Short problem >>
Copy every line of the material below word for word.

Dataset rows >>
'''

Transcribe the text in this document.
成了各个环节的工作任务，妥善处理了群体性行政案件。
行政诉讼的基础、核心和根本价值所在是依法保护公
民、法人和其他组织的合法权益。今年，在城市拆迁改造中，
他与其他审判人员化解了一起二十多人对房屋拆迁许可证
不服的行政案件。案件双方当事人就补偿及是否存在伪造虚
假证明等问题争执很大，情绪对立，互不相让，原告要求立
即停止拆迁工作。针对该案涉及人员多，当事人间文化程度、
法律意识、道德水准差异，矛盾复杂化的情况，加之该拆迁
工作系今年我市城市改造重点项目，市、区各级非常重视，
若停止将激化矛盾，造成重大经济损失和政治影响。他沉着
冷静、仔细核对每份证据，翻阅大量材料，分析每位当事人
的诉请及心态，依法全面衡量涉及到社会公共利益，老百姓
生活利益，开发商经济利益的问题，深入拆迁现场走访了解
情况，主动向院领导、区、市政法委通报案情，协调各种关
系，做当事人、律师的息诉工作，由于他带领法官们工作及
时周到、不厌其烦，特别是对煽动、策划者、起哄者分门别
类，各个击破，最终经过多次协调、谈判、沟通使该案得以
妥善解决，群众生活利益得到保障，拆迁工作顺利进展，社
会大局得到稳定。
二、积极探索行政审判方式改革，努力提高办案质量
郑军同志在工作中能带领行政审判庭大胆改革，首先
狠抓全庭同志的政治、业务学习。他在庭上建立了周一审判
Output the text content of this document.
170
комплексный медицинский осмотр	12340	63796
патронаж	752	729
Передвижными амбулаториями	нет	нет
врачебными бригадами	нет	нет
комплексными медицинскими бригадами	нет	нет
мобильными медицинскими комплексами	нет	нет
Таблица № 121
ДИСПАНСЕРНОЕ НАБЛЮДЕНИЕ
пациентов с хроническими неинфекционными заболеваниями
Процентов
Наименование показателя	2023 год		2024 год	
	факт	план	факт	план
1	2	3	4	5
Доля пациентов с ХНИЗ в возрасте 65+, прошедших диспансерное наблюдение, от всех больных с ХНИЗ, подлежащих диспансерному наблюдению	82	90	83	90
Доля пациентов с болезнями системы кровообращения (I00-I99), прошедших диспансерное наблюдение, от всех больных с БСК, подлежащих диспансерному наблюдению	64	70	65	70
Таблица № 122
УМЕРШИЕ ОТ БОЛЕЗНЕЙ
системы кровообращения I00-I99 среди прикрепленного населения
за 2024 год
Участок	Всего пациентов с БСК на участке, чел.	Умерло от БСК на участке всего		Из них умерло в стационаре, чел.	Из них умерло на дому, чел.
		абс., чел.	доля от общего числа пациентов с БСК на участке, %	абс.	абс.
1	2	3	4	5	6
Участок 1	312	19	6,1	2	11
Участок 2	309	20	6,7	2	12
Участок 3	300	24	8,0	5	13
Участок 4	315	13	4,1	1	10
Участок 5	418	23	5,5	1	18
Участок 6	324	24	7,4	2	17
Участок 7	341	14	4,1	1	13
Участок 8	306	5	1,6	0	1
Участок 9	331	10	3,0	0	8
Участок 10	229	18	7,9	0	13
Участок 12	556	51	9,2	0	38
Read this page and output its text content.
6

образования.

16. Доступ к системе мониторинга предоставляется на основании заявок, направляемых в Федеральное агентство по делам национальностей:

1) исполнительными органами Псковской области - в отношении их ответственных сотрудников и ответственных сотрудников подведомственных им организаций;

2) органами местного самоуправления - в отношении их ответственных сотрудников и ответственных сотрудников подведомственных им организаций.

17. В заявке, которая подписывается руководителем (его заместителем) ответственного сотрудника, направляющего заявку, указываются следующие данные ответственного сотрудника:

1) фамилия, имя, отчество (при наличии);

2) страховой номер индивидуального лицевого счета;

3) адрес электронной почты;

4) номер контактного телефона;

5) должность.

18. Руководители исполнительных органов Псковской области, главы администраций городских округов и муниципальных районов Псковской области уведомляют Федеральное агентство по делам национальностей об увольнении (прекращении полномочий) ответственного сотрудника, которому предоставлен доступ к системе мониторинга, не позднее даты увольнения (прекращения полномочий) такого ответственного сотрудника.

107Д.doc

'''

Expected output >>
Transcribe the text in this document.
成了各个环节的工作任务，妥善处理了群体性行政案件。
行政诉讼的基础、核心和根本价值所在是依法保护公
民、法人和其他组织的合法权益。今年，在城市拆迁改造中，
他与其他审判人员化解了一起二十多人对房屋拆迁许可证
不服的行政案件。案件双方当事人就补偿及是否存在伪造虚
假证明等问题争执很大，情绪对立，互不相让，原告要求立
即停止拆迁工作。针对该案涉及人员多，当事人间文化程度、
法律意识、道德水准差异，矛盾复杂化的情况，加之该拆迁
工作系今年我市城市改造重点项目，市、区各级非常重视，
若停止将激化矛盾，造成重大经济损失和政治影响。他沉着
冷静、仔细核对每份证据，翻阅大量材料，分析每位当事人
的诉请及心态，依法全面衡量涉及到社会公共利益，老百姓
生活利益，开发商经济利益的问题，深入拆迁现场走访了解
情况，主动向院领导、区、市政法委通报案情，协调各种关
系，做当事人、律师的息诉工作，由于他带领法官们工作及
时周到、不厌其烦，特别是对煽动、策划者、起哄者分门别
类，各个击破，最终经过多次协调、谈判、沟通使该案得以
妥善解决，群众生活利益得到保障，拆迁工作顺利进展，社
会大局得到稳定。
二、积极探索行政审判方式改革，努力提高办案质量
郑军同志在工作中能带领行政审判庭大胆改革，首先
狠抓全庭同志的政治、业务学习。他在庭上建立了周一审判
Output the text content of this document.
170
комплексный медицинский осмотр	12340	63796
патронаж	752	729
Передвижными амбулаториями	нет	нет
врачебными бригадами	нет	нет
комплексными медицинскими бригадами	нет	нет
мобильными медицинскими комплексами	нет	нет
Таблица № 121
ДИСПАНСЕРНОЕ НАБЛЮДЕНИЕ
пациентов с хроническими неинфекционными заболеваниями
Процентов
Наименование показателя	2023 год		2024 год	
	факт	план	факт	план
1	2	3	4	5
Доля пациентов с ХНИЗ в возрасте 65+, прошедших диспансерное наблюдение, от всех больных с ХНИЗ, подлежащих диспансерному наблюдению	82	90	83	90
Доля пациентов с болезнями системы кровообращения (I00-I99), прошедших диспансерное наблюдение, от всех больных с БСК, подлежащих диспансерному наблюдению	64	70	65	70
Таблица № 122
УМЕРШИЕ ОТ БОЛЕЗНЕЙ
системы кровообращения I00-I99 среди прикрепленного населения
за 2024 год
Участок	Всего пациентов с БСК на участке, чел.	Умерло от БСК на участке всего		Из них умерло в стационаре, чел.	Из них умерло на дому, чел.
		абс., чел.	доля от общего числа пациентов с БСК на участке, %	абс.	абс.
1	2	3	4	5	6
Участок 1	312	19	6,1	2	11
Участок 2	309	20	6,7	2	12
Участок 3	300	24	8,0	5	13
Участок 4	315	13	4,1	1	10
Участок 5	418	23	5,5	1	18
Участок 6	324	24	7,4	2	17
Участок 7	341	14	4,1	1	13
Участок 8	306	5	1,6	0	1
Участок 9	331	10	3,0	0	8
Участок 10	229	18	7,9	0	13
Участок 12	556	51	9,2	0	38
Read this page and output its text content.
6

образования.

16. Доступ к системе мониторинга предоставляется на основании заявок, направляемых в Федеральное агентство по делам национальностей:

1) исполнительными органами Псковской области - в отношении их ответственных сотрудников и ответственных сотрудников подведомственных им организаций;

2) органами местного самоуправления - в отношении их ответственных сотрудников и ответственных сотрудников подведомственных им организаций.

17. В заявке, которая подписывается руководителем (его заместителем) ответственного сотрудника, направляющего заявку, указываются следующие данные ответственного сотрудника:

1) фамилия, имя, отчество (при наличии);

2) страховой номер индивидуального лицевого счета;

3) адрес электронной почты;

4) номер контактного телефона;

5) должность.

18. Руководители исполнительных органов Псковской области, главы администраций городских округов и муниципальных районов Псковской области уведомляют Федеральное агентство по делам национальностей об увольнении (прекращении полномочий) ответственного сотрудника, которому предоставлен доступ к системе мониторинга, не позднее даты увольнения (прекращения полномочий) такого ответственного сотрудника.

107Д.doc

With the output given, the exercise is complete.